# DAY34:阅读算术指令

### 5.4.1. Arithmetic Instructions

Table 2 gives the throughputs of the arithmetic instructions that are natively supported in hardware for devices of various compute capabilities.

（扫描二维码看Table 2,注意扫描后要停顿一下表格才会出现哟）

Other instructions and functions are implemented on top of the native instructions. The implementation may be different for devices of different compute capabilities, and the number of native instructions after compilation may fluctuate with every compiler version. For complicated functions, there can be multiple code paths depending on input. cuobjdump can be used to inspect a particular implementation in a cubin object.

The implementation of some functions are readily available on the CUDA header files (math_functions.h, device_functions.h, ...).

In general, code compiled with -ftz=true (denormalized numbers are flushed to zero) tends to have higher performance than code compiled with -ftz=false. Similarly, code compiled with -prec div=false (less precise division) tends to have higher performance code than code compiled with -prec div=true, and code compiled with -prec-sqrt=false (less precise square root) tends to have higher performance than code compiled with -prec-sqrt=true. The nvcc user manual describes these compilation flags in more details.

◆ What is asked:
- A) In the arithmetic instructions excerpt, write the passage again, starting at "Table 2 gives" and ending at "(math_functions.h, device_functions.h, ...).", with "compute capabilities" renamed to "hardware generations" wherever it appears.
- B) Answer these questions about the arithmetic instructions excerpt:
(i) Which tool can be used to inspect a particular implementation in a cubin object?
(ii) Which CUDA header files are named as places where some function implementations are readily available?
(iii) What does the -ftz=true flag do to denormalized numbers?
- C) Summarize the arithmetic instructions excerpt in two sentences.

◆ Supplied data:
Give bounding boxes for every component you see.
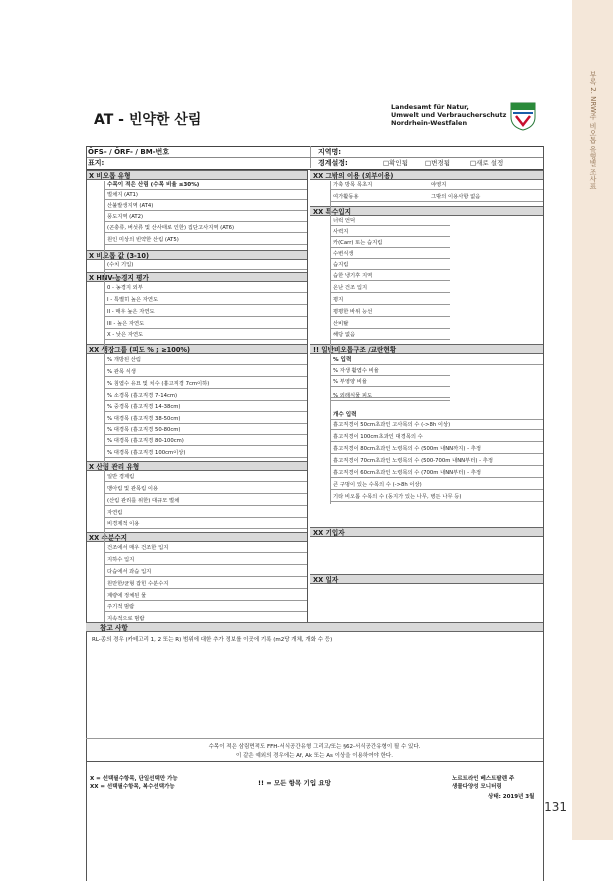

◆ Task solutions:
- A)
Table 2 gives the throughputs of the arithmetic instructions that are natively supported in hardware for devices of various hardware generations.

（扫描二维码看Table 2,注意扫描后要停顿一下表格才会出现哟）

Other instructions and functions are implemented on top of the native instructions. The implementation may be different for devices of different hardware generations, and the number of native instructions after compilation may fluctuate with every compiler version. For complicated functions, there can be multiple code paths depending on input. cuobjdump can be used to inspect a particular implementation in a cubin object.

The implementation of some functions are readily available on the CUDA header files (math_functions.h, device_functions.h, ...).

- B)
(i) cuobjdump
(ii) math_functions.h and device_functions.h
(iii) It flushes them to zero.

- C) Other instructions and functions are built on top of natively supported arithmetic instructions, and their implementation can vary with compute capability and compiler version. Code compiled with -ftz=true, -prec-div=false, or -prec-sqrt=false generally performs better than code compiled with the opposite settings.